-- START OF Data --
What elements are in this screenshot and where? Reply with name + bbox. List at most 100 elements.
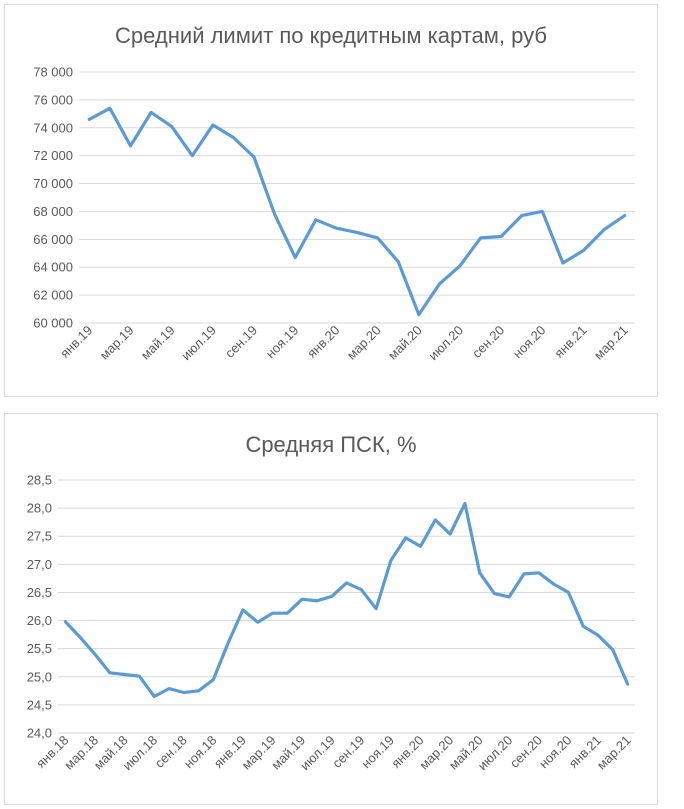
data-point bbox=[190, 154, 194, 158]
data-point bbox=[314, 218, 318, 222]
y-tick-label: 26,0 bbox=[27, 613, 52, 628]
x-tick-label: мар.19 bbox=[97, 323, 137, 363]
data-point bbox=[273, 212, 277, 216]
data-point bbox=[128, 144, 132, 148]
chart-psk: 24,0 24,5 25,0 25,5 26,0 26,5 27,0 27,5 28,0 28,5… bbox=[27, 473, 635, 773]
data-point bbox=[182, 691, 186, 695]
data-point bbox=[293, 255, 297, 259]
data-point bbox=[478, 571, 482, 575]
data-point bbox=[231, 136, 235, 140]
data-point bbox=[602, 228, 606, 232]
y-tick-label: 60 000 bbox=[33, 316, 73, 331]
x-tick-label: ноя.19 bbox=[358, 733, 397, 772]
y-tick-label: 78 000 bbox=[33, 65, 73, 80]
data-point bbox=[448, 532, 452, 536]
data-point bbox=[226, 641, 230, 645]
data-point bbox=[87, 117, 91, 121]
x-tick-label: июл.20 bbox=[426, 323, 467, 364]
data-point bbox=[374, 607, 378, 611]
data-point bbox=[211, 123, 215, 127]
x-tick-label: мар.21 bbox=[594, 733, 634, 773]
x-tick-label: сен.19 bbox=[222, 323, 260, 361]
data-point bbox=[507, 595, 511, 599]
data-point bbox=[108, 106, 112, 110]
y-tick-label: 64 000 bbox=[33, 260, 73, 275]
data-point bbox=[417, 313, 421, 317]
data-point bbox=[396, 260, 400, 264]
y-tick-label: 27,0 bbox=[27, 557, 52, 572]
x-tick-label: май.20 bbox=[385, 323, 425, 363]
data-point bbox=[437, 282, 441, 286]
data-point bbox=[433, 518, 437, 522]
y-tick-label: 24,0 bbox=[27, 726, 52, 741]
data-point bbox=[170, 124, 174, 128]
x-tick-label: ноя.20 bbox=[510, 323, 549, 362]
x-tick-label: мар.20 bbox=[344, 323, 384, 363]
y-tick-label: 66 000 bbox=[33, 232, 73, 247]
series-line bbox=[63, 501, 630, 699]
data-point bbox=[63, 620, 67, 624]
data-point bbox=[540, 209, 544, 213]
y-tick-label: 24,5 bbox=[27, 697, 52, 712]
data-point bbox=[256, 620, 260, 624]
data-point bbox=[345, 581, 349, 585]
data-point bbox=[582, 248, 586, 252]
y-tick-label: 68 000 bbox=[33, 204, 73, 219]
data-point bbox=[626, 682, 630, 686]
data-point bbox=[376, 236, 380, 240]
data-point bbox=[522, 572, 526, 576]
data-point bbox=[537, 571, 541, 575]
chart-credit-limit: 60 000 62 000 64 000 66 000 68 000 70 000 72 0… bbox=[33, 65, 635, 364]
data-point bbox=[611, 648, 615, 652]
data-point bbox=[330, 594, 334, 598]
y-tick-label: 74 000 bbox=[33, 120, 73, 135]
data-point bbox=[241, 608, 245, 612]
x-tick-label: ноя.20 bbox=[536, 733, 575, 772]
chart-title-psk: Средняя ПСК, % bbox=[245, 432, 417, 457]
series-line bbox=[87, 106, 627, 317]
x-tick-label: сен.20 bbox=[469, 323, 507, 361]
y-tick-label: 28,0 bbox=[27, 501, 52, 516]
y-tick-label: 72 000 bbox=[33, 148, 73, 163]
x-tick-label: май.19 bbox=[138, 323, 178, 363]
data-point bbox=[355, 230, 359, 234]
y-tick-label: 28,5 bbox=[27, 473, 52, 488]
data-point bbox=[499, 235, 503, 239]
y-tick-label: 27,5 bbox=[27, 529, 52, 544]
y-tick-label: 25,5 bbox=[27, 641, 52, 656]
data-point bbox=[93, 652, 97, 656]
data-point bbox=[300, 597, 304, 601]
x-tick-label: ноя.19 bbox=[263, 323, 302, 362]
data-point bbox=[152, 694, 156, 698]
data-point bbox=[271, 611, 275, 615]
y-tick-label: 76 000 bbox=[33, 92, 73, 107]
data-point bbox=[389, 558, 393, 562]
data-point bbox=[520, 214, 524, 218]
data-point bbox=[285, 611, 289, 615]
data-point bbox=[123, 673, 127, 677]
data-point bbox=[211, 678, 215, 682]
data-point bbox=[596, 633, 600, 637]
chart-panel-psk: Средняя ПСК, % 24,0 24,5 25,0 25,5 26,0 26,5 2… bbox=[4, 413, 658, 805]
data-point bbox=[404, 536, 408, 540]
x-tick-label: июл.19 bbox=[178, 323, 219, 364]
x-tick-label: янв.21 bbox=[551, 323, 589, 361]
data-point bbox=[463, 502, 467, 506]
data-point bbox=[197, 689, 201, 693]
data-point bbox=[359, 588, 363, 592]
data-point bbox=[418, 544, 422, 548]
data-point bbox=[581, 624, 585, 628]
y-tick-label: 70 000 bbox=[33, 176, 73, 191]
data-point bbox=[252, 155, 256, 159]
x-tick-label: мар.21 bbox=[591, 323, 631, 363]
data-point bbox=[334, 226, 338, 230]
x-tick-label: янв.20 bbox=[304, 323, 342, 361]
data-point bbox=[78, 635, 82, 639]
data-point bbox=[561, 261, 565, 265]
data-point bbox=[566, 590, 570, 594]
y-tick-label: 26,5 bbox=[27, 585, 52, 600]
data-point bbox=[315, 599, 319, 603]
data-point bbox=[149, 110, 153, 114]
data-point bbox=[458, 264, 462, 268]
data-point bbox=[167, 687, 171, 691]
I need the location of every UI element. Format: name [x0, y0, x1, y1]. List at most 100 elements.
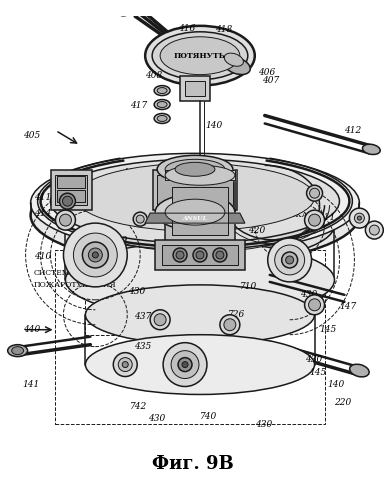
- Text: 412: 412: [345, 126, 362, 135]
- Circle shape: [282, 252, 298, 268]
- Ellipse shape: [85, 285, 315, 344]
- Circle shape: [178, 358, 192, 372]
- Text: 416: 416: [178, 24, 195, 34]
- Ellipse shape: [90, 192, 310, 252]
- Circle shape: [64, 223, 127, 287]
- Circle shape: [275, 245, 305, 275]
- Bar: [185, 80, 205, 96]
- Text: 411: 411: [318, 212, 335, 222]
- Circle shape: [365, 221, 383, 239]
- Text: 420: 420: [248, 226, 265, 234]
- Bar: [55, 176, 87, 205]
- Ellipse shape: [50, 160, 340, 243]
- Ellipse shape: [155, 194, 235, 230]
- Circle shape: [369, 225, 379, 235]
- Circle shape: [310, 188, 320, 198]
- Circle shape: [92, 252, 98, 258]
- Text: ANSUL: ANSUL: [182, 216, 208, 220]
- Text: 414: 414: [33, 208, 51, 218]
- Text: 147: 147: [306, 298, 324, 306]
- Text: СИСТЕМА: СИСТЕМА: [33, 269, 76, 277]
- Circle shape: [62, 196, 72, 206]
- Text: 418: 418: [215, 26, 232, 35]
- Text: 421: 421: [193, 248, 210, 258]
- Ellipse shape: [165, 160, 225, 180]
- Ellipse shape: [8, 344, 28, 356]
- Circle shape: [193, 248, 207, 262]
- Circle shape: [357, 216, 362, 220]
- Text: 740: 740: [200, 412, 217, 421]
- Bar: [165, 180, 235, 245]
- Circle shape: [171, 350, 199, 378]
- Text: 435: 435: [134, 342, 151, 351]
- Text: 430: 430: [255, 420, 272, 429]
- Ellipse shape: [145, 26, 255, 86]
- Circle shape: [136, 215, 144, 223]
- Text: 710: 710: [240, 282, 257, 292]
- Text: 419: 419: [110, 236, 127, 244]
- Bar: [180, 76, 210, 100]
- Bar: [57, 190, 85, 202]
- Circle shape: [309, 299, 321, 311]
- Text: 430: 430: [300, 290, 317, 300]
- Circle shape: [133, 212, 147, 226]
- Circle shape: [113, 352, 137, 376]
- Circle shape: [150, 310, 170, 330]
- Ellipse shape: [154, 114, 170, 124]
- Circle shape: [216, 251, 224, 259]
- Ellipse shape: [30, 166, 359, 265]
- Circle shape: [59, 214, 72, 226]
- Circle shape: [173, 248, 187, 262]
- Text: 430: 430: [305, 355, 322, 364]
- Text: 417: 417: [130, 101, 147, 110]
- Ellipse shape: [165, 166, 235, 185]
- Circle shape: [213, 248, 227, 262]
- Text: 145: 145: [310, 368, 327, 377]
- Bar: [155, 240, 245, 270]
- Circle shape: [305, 295, 325, 315]
- Text: 405: 405: [23, 131, 40, 140]
- Bar: [157, 176, 233, 205]
- Text: ПОТЯНУТЬ: ПОТЯНУТЬ: [174, 52, 226, 60]
- Circle shape: [305, 210, 325, 230]
- Ellipse shape: [85, 334, 315, 394]
- Ellipse shape: [175, 162, 215, 176]
- Ellipse shape: [154, 86, 170, 96]
- Circle shape: [268, 238, 311, 282]
- Ellipse shape: [157, 102, 167, 107]
- Circle shape: [350, 208, 369, 228]
- Ellipse shape: [152, 32, 248, 80]
- Ellipse shape: [154, 100, 170, 110]
- Circle shape: [59, 193, 75, 209]
- Text: 430: 430: [148, 414, 166, 423]
- Text: Фиг. 9В: Фиг. 9В: [152, 455, 233, 473]
- Ellipse shape: [157, 156, 233, 183]
- Text: 430: 430: [128, 288, 146, 296]
- Text: 140: 140: [205, 121, 222, 130]
- Text: 145: 145: [320, 325, 337, 334]
- Bar: [162, 245, 238, 265]
- Text: 408: 408: [145, 71, 162, 80]
- Circle shape: [122, 362, 128, 368]
- Bar: [172, 187, 228, 235]
- Ellipse shape: [160, 37, 240, 74]
- Text: 437: 437: [134, 312, 151, 322]
- Bar: [57, 176, 85, 188]
- Bar: [55, 250, 325, 424]
- Circle shape: [154, 314, 166, 326]
- Circle shape: [163, 342, 207, 386]
- Text: ПРИ ПОЖАРЕ: ПРИ ПОЖАРЕ: [255, 211, 320, 219]
- Text: 407: 407: [262, 76, 279, 85]
- Ellipse shape: [157, 88, 167, 94]
- Bar: [153, 170, 237, 210]
- Ellipse shape: [350, 364, 369, 377]
- Ellipse shape: [165, 199, 225, 225]
- Text: 141: 141: [23, 380, 40, 389]
- Text: 410: 410: [33, 252, 51, 262]
- Bar: [50, 170, 92, 210]
- Ellipse shape: [30, 154, 359, 253]
- Text: 726: 726: [228, 310, 245, 320]
- Text: 147: 147: [340, 302, 357, 312]
- Circle shape: [82, 242, 108, 268]
- Ellipse shape: [223, 57, 250, 74]
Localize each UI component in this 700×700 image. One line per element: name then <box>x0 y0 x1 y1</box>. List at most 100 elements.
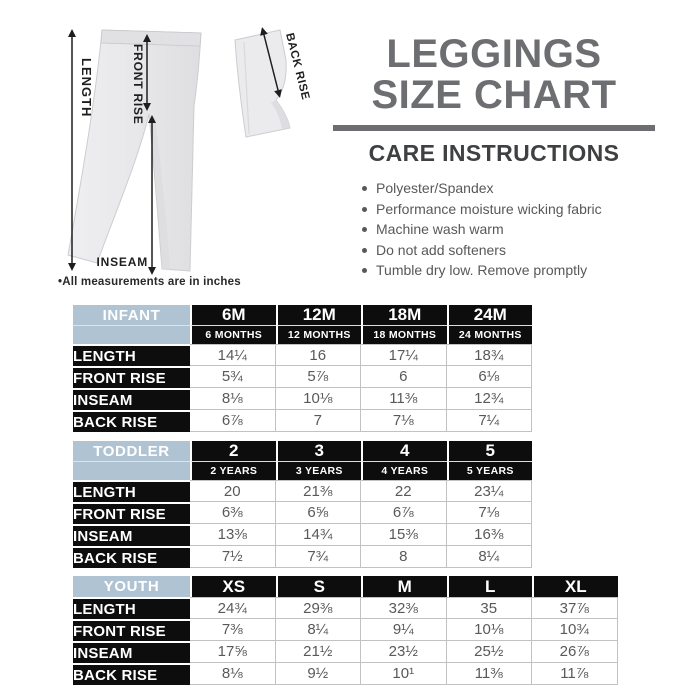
size-subheader: 4 YEARS <box>361 461 447 480</box>
care-item: Tumble dry low. Remove promptly <box>362 260 655 281</box>
measurement-row-label: BACK RISE <box>73 410 190 432</box>
measurement-row: FRONT RISE 6⅜ 6⅝ 6⅞ 7⅛ <box>73 502 532 524</box>
care-item-text: Do not add softeners <box>376 241 506 258</box>
leggings-diagram: LENGTH FRONT RISE INSEAM BACK RISE •All … <box>38 8 338 298</box>
size-header: XS <box>190 576 276 597</box>
measurement-row: BACK RISE 7½ 7¾ 8 8¼ <box>73 546 532 568</box>
measurement-value: 11⅞ <box>532 663 618 685</box>
size-header: 2 <box>190 441 276 461</box>
leggings-front-shape <box>67 29 202 272</box>
measurement-value: 8¼ <box>446 546 532 568</box>
measurement-value: 35 <box>446 597 532 619</box>
measurement-row: LENGTH 20 21⅜ 22 23¼ <box>73 480 532 502</box>
bullet-icon <box>362 227 367 232</box>
measurement-value: 8⅛ <box>190 663 276 685</box>
inseam-label: INSEAM <box>97 255 148 269</box>
measurement-value: 10¾ <box>532 619 618 641</box>
group-header: TODDLER <box>73 441 190 461</box>
title-block: LEGGINGS SIZE CHART CARE INSTRUCTIONS Po… <box>333 34 655 281</box>
length-label: LENGTH <box>79 58 94 117</box>
measurement-value: 23½ <box>361 641 447 663</box>
measurement-row-label: FRONT RISE <box>73 502 190 524</box>
measurement-value: 7¼ <box>446 410 532 432</box>
care-item-text: Machine wash warm <box>376 221 504 237</box>
measurement-row: FRONT RISE 5¾ 5⅞ 6 6⅛ <box>73 366 532 388</box>
measurement-row: LENGTH 24¾ 29⅜ 32⅜ 35 37⅞ <box>73 597 618 619</box>
measurement-value: 9½ <box>275 663 361 685</box>
page-title: LEGGINGS SIZE CHART <box>333 34 655 116</box>
measurement-value: 11⅜ <box>361 388 447 410</box>
size-header: 3 <box>275 441 361 461</box>
size-table-youth: YOUTH XS S M L XL LENGTH 24¾ 29⅜ 32⅜ 35 37⅞ FRONT RI… <box>73 576 618 685</box>
measurement-row-label: LENGTH <box>73 344 190 366</box>
measurement-value: 6⅝ <box>275 502 361 524</box>
measurement-row: BACK RISE 6⅞ 7 7⅛ 7¼ <box>73 410 532 432</box>
measurement-value: 21⅜ <box>275 480 361 502</box>
measurement-value: 6⅜ <box>190 502 276 524</box>
measurement-value: 14¼ <box>190 344 276 366</box>
measurement-value: 6⅞ <box>190 410 276 432</box>
group-header-spacer <box>73 325 190 344</box>
group-header-spacer <box>73 461 190 480</box>
measurement-value: 8 <box>361 546 447 568</box>
measurement-row: INSEAM 8⅛ 10⅛ 11⅜ 12¾ <box>73 388 532 410</box>
measurement-value: 26⅞ <box>532 641 618 663</box>
measurement-value: 9¼ <box>361 619 447 641</box>
measurement-value: 5⅞ <box>275 366 361 388</box>
size-table-toddler: TODDLER 2 3 4 5 2 YEARS 3 YEARS 4 YEARS 5 YEARS L… <box>73 441 532 568</box>
back-rise-arrow <box>260 27 282 98</box>
size-header: XL <box>532 576 618 597</box>
page-title-line1: LEGGINGS <box>386 32 602 76</box>
group-header: INFANT <box>73 305 190 325</box>
measurement-value: 24¾ <box>190 597 276 619</box>
care-item: Do not add softeners <box>362 240 655 261</box>
measurement-row: INSEAM 17⅝ 21½ 23½ 25½ 26⅞ <box>73 641 618 663</box>
size-header: 6M <box>190 305 276 325</box>
size-header: L <box>446 576 532 597</box>
size-header: 18M <box>361 305 447 325</box>
leggings-waistband <box>100 29 202 47</box>
size-header: 5 <box>446 441 532 461</box>
leggings-illustration: LENGTH FRONT RISE INSEAM BACK RISE <box>67 27 311 275</box>
measurement-row-label: INSEAM <box>73 388 190 410</box>
size-subheader: 24 MONTHS <box>446 325 532 344</box>
size-header: 24M <box>446 305 532 325</box>
measurement-value: 32⅜ <box>361 597 447 619</box>
measurement-value: 10¹ <box>361 663 447 685</box>
bullet-icon <box>362 247 367 253</box>
measurement-value: 8⅛ <box>190 388 276 410</box>
size-subheader: 3 YEARS <box>275 461 361 480</box>
care-item: Performance moisture wicking fabric <box>362 199 655 220</box>
size-subheader: 2 YEARS <box>190 461 276 480</box>
front-rise-label: FRONT RISE <box>131 44 145 125</box>
measurement-row-label: FRONT RISE <box>73 619 190 641</box>
measurement-value: 11⅜ <box>446 663 532 685</box>
size-header: M <box>361 576 447 597</box>
measurement-value: 17⅝ <box>190 641 276 663</box>
measurement-row-label: LENGTH <box>73 480 190 502</box>
bullet-icon <box>362 206 367 212</box>
measurement-row-label: INSEAM <box>73 641 190 663</box>
measurement-row: BACK RISE 8⅛ 9½ 10¹ 11⅜ 11⅞ <box>73 663 618 685</box>
size-subheader: 6 MONTHS <box>190 325 276 344</box>
care-item-text: Performance moisture wicking fabric <box>376 200 602 217</box>
measurement-value: 8¼ <box>275 619 361 641</box>
measurement-value: 20 <box>190 480 276 502</box>
measurement-value: 13⅜ <box>190 524 276 546</box>
care-instructions-heading: CARE INSTRUCTIONS <box>368 140 620 166</box>
measurement-value: 7⅛ <box>361 410 447 432</box>
measurement-value: 15⅜ <box>361 524 447 546</box>
bullet-icon <box>362 268 367 273</box>
measurement-value: 14¾ <box>275 524 361 546</box>
measurement-value: 18¾ <box>446 344 532 366</box>
size-header: 4 <box>361 441 447 461</box>
measurement-value: 5¾ <box>190 366 276 388</box>
measurement-value: 29⅜ <box>275 597 361 619</box>
measurement-value: 37⅞ <box>532 597 618 619</box>
size-subheader: 12 MONTHS <box>275 325 361 344</box>
measurement-value: 7⅛ <box>446 502 532 524</box>
size-table-infant: INFANT 6M 12M 18M 24M 6 MONTHS 12 MONTHS 18 MON… <box>73 305 532 432</box>
measurement-value: 25½ <box>446 641 532 663</box>
measurement-value: 7¾ <box>275 546 361 568</box>
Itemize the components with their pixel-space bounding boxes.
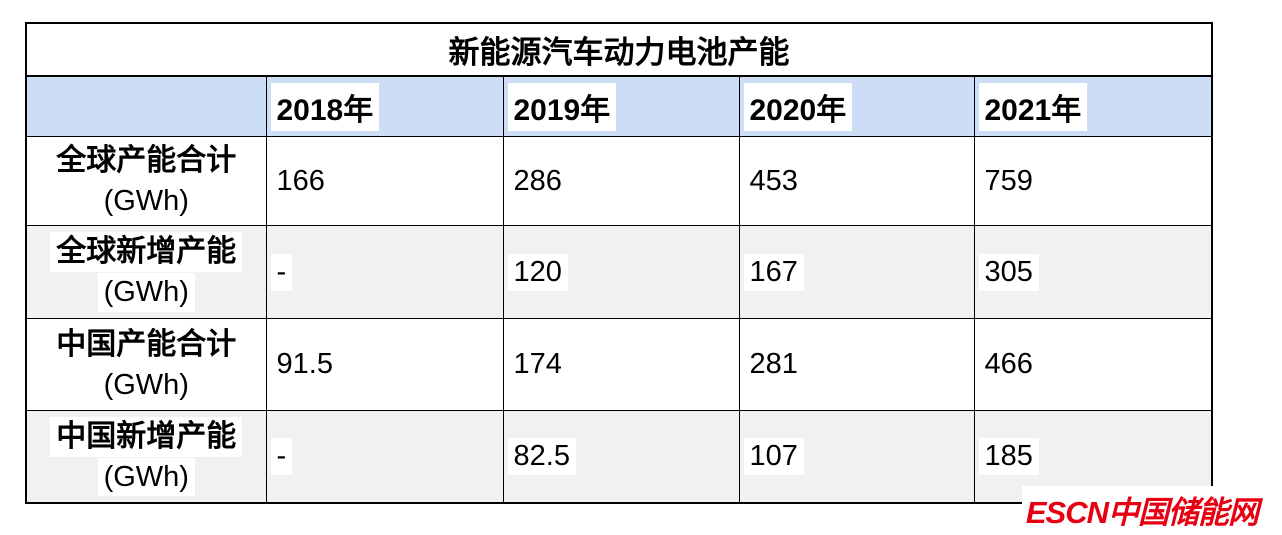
col-header-2019: 2019年 (502, 75, 740, 137)
row-label-unit: (GWh) (97, 182, 195, 221)
row-label-text: 中国产能合计 (50, 324, 243, 365)
cell-value: 305 (978, 253, 1039, 291)
table-cell: 759 (973, 136, 1213, 226)
row-label-unit: (GWh) (97, 273, 195, 312)
table-cell: 453 (738, 136, 975, 226)
table-row-china-added: 中国新增产能 (GWh) - 82.5 107 185 (25, 410, 1213, 504)
table-cell: 286 (502, 136, 740, 226)
escn-logo: ESCN中国储能网 (1021, 486, 1262, 535)
cell-value: - (270, 253, 293, 291)
cell-value: 185 (978, 438, 1039, 475)
table-cell: 91.5 (265, 318, 504, 411)
table-row-china-total: 中国产能合计 (GWh) 91.5 174 281 466 (25, 318, 1213, 411)
col-header-label: 2020年 (743, 82, 853, 131)
cell-value: 466 (978, 346, 1039, 383)
cell-value: 166 (270, 162, 331, 200)
row-label-unit: (GWh) (97, 365, 195, 405)
escn-logo-text: ESCN中国储能网 (1025, 495, 1259, 530)
table-cell: 107 (738, 410, 975, 504)
col-header-2020: 2020年 (738, 75, 975, 137)
row-label: 全球新增产能 (GWh) (25, 225, 267, 319)
table-row-global-total: 全球产能合计 (GWh) 166 286 453 759 (25, 136, 1213, 226)
col-header-2021: 2021年 (973, 75, 1213, 137)
row-label-text: 中国新增产能 (50, 416, 243, 457)
cell-value: 453 (743, 162, 804, 200)
table-cell: 305 (973, 225, 1213, 319)
cell-value: 286 (507, 162, 568, 200)
row-label: 全球产能合计 (GWh) (25, 136, 267, 226)
col-header-label: 2019年 (507, 82, 617, 131)
col-header-2018: 2018年 (265, 75, 504, 137)
table-cell: - (265, 225, 504, 319)
table-row-global-added: 全球新增产能 (GWh) - 120 167 305 (25, 225, 1213, 319)
cell-value: 759 (978, 162, 1039, 200)
row-label: 中国产能合计 (GWh) (25, 318, 267, 411)
row-label-unit: (GWh) (97, 457, 195, 497)
table-title: 新能源汽车动力电池产能 (25, 22, 1213, 77)
col-header-label: 2018年 (270, 82, 380, 131)
battery-capacity-table: 新能源汽车动力电池产能 2018年 2019年 2020年 2021年 全球产能… (25, 22, 1213, 504)
table-header-row: 2018年 2019年 2020年 2021年 (25, 75, 1213, 137)
table-cell: - (265, 410, 504, 504)
cell-value: 281 (743, 346, 804, 383)
row-label-text: 全球新增产能 (50, 232, 243, 273)
row-label-text: 全球产能合计 (50, 141, 243, 182)
table-cell: 466 (973, 318, 1213, 411)
row-label: 中国新增产能 (GWh) (25, 410, 267, 504)
col-header-label: 2021年 (978, 82, 1088, 131)
table-cell: 174 (502, 318, 740, 411)
cell-value: 167 (743, 253, 804, 291)
table-title-text: 新能源汽车动力电池产能 (448, 35, 790, 70)
table-cell: 281 (738, 318, 975, 411)
table-cell: 82.5 (502, 410, 740, 504)
table-cell: 120 (502, 225, 740, 319)
table-cell: 166 (265, 136, 504, 226)
cell-value: - (270, 438, 293, 475)
corner-cell (25, 75, 267, 137)
cell-value: 82.5 (507, 438, 576, 475)
cell-value: 91.5 (270, 346, 339, 383)
table-title-row: 新能源汽车动力电池产能 (25, 22, 1213, 77)
cell-value: 120 (507, 253, 568, 291)
table-cell: 167 (738, 225, 975, 319)
cell-value: 174 (507, 346, 568, 383)
cell-value: 107 (743, 438, 804, 475)
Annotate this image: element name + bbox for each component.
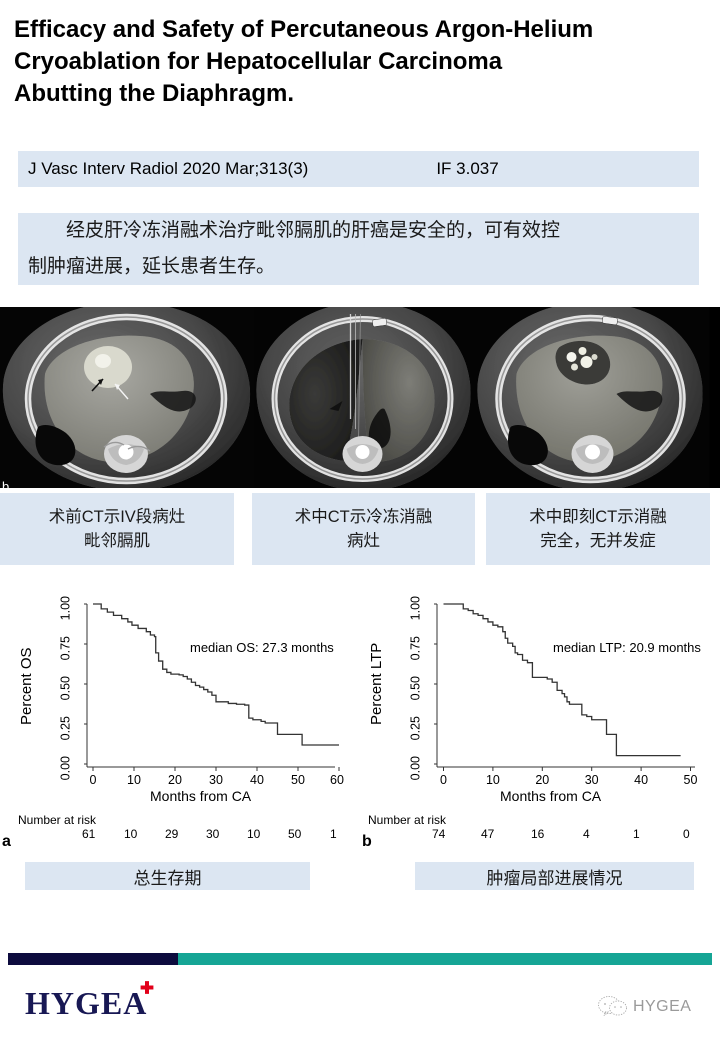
svg-text:b: b: [2, 479, 9, 488]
-- END OF Data --
— What is asked —
Can you write out, character for character, the stretch of the items from the line containing "- Text: 412: 412: [345, 126, 362, 135]" through the line containing "- Circle shape: [92, 252, 98, 258]", with both of those lines included?

— Response to this exercise —
- Text: 412: 412: [345, 126, 362, 135]
- Circle shape: [282, 252, 298, 268]
- Ellipse shape: [85, 285, 315, 344]
- Circle shape: [178, 358, 192, 372]
- Text: 416: 416: [178, 24, 195, 34]
- Ellipse shape: [90, 192, 310, 252]
- Circle shape: [64, 223, 127, 287]
- Circle shape: [275, 245, 305, 275]
- Bar: [185, 80, 205, 96]
- Text: 411: 411: [318, 212, 335, 222]
- Circle shape: [365, 221, 383, 239]
- Text: 420: 420: [248, 226, 265, 234]
- Bar: [55, 176, 87, 205]
- Ellipse shape: [50, 160, 340, 243]
- Ellipse shape: [155, 194, 235, 230]
- Circle shape: [369, 225, 379, 235]
- Circle shape: [310, 188, 320, 198]
- Circle shape: [92, 252, 98, 258]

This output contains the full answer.